Goal — Take down each entry exactly as written.
┌──
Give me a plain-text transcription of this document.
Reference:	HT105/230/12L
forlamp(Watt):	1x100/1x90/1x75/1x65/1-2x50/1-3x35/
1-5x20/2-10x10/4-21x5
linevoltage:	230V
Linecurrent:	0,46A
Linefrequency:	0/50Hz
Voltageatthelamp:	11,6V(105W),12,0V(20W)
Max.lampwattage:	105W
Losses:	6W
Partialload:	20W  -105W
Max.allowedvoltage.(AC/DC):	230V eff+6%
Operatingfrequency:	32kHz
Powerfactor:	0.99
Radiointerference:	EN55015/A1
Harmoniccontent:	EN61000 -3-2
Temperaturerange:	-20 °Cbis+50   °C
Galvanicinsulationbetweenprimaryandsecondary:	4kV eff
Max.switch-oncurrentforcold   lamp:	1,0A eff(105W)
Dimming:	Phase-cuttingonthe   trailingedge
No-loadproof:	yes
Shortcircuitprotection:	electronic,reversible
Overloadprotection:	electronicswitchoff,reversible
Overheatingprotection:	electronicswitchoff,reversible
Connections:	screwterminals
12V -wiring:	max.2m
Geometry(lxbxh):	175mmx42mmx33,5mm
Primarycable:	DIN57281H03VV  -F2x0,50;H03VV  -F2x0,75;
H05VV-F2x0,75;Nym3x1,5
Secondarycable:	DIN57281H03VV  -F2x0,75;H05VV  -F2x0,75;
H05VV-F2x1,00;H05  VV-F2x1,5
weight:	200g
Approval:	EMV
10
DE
└──
Finished answer —
Give me a plain-text transcription of this document.
Reference:	HT105/230/12L
forlamp(Watt):	1x100/1x90/1x75/1x65/1-2x50/1-3x35/
1-5x20/2-10x10/4-21x5
linevoltage:	230V
Linecurrent:	0,46A
Linefrequency:	0/50Hz
Voltageatthelamp:	11,6V(105W),12,0V(20W)
Max.lampwattage:	105W
Losses:	6W
Partialload:	20W  -105W
Max.allowedvoltage.(AC/DC):	230V eff+6%
Operatingfrequency:	32kHz
Powerfactor:	0.99
Radiointerference:	EN55015/A1
Harmoniccontent:	EN61000 -3-2
Temperaturerange:	-20 °Cbis+50   °C
Galvanicinsulationbetweenprimaryandsecondary:	4kV eff
Max.switch-oncurrentforcold   lamp:	1,0A eff(105W)
Dimming:	Phase-cuttingonthe   trailingedge
No-loadproof:	yes
Shortcircuitprotection:	electronic,reversible
Overloadprotection:	electronicswitchoff,reversible
Overheatingprotection:	electronicswitchoff,reversible
Connections:	screwterminals
12V -wiring:	max.2m
Geometry(lxbxh):	175mmx42mmx33,5mm
Primarycable:	DIN57281H03VV  -F2x0,50;H03VV  -F2x0,75;
H05VV-F2x0,75;Nym3x1,5
Secondarycable:	DIN57281H03VV  -F2x0,75;H05VV  -F2x0,75;
H05VV-F2x1,00;H05  VV-F2x1,5
weight:	200g
Approval:	EMV
10
DE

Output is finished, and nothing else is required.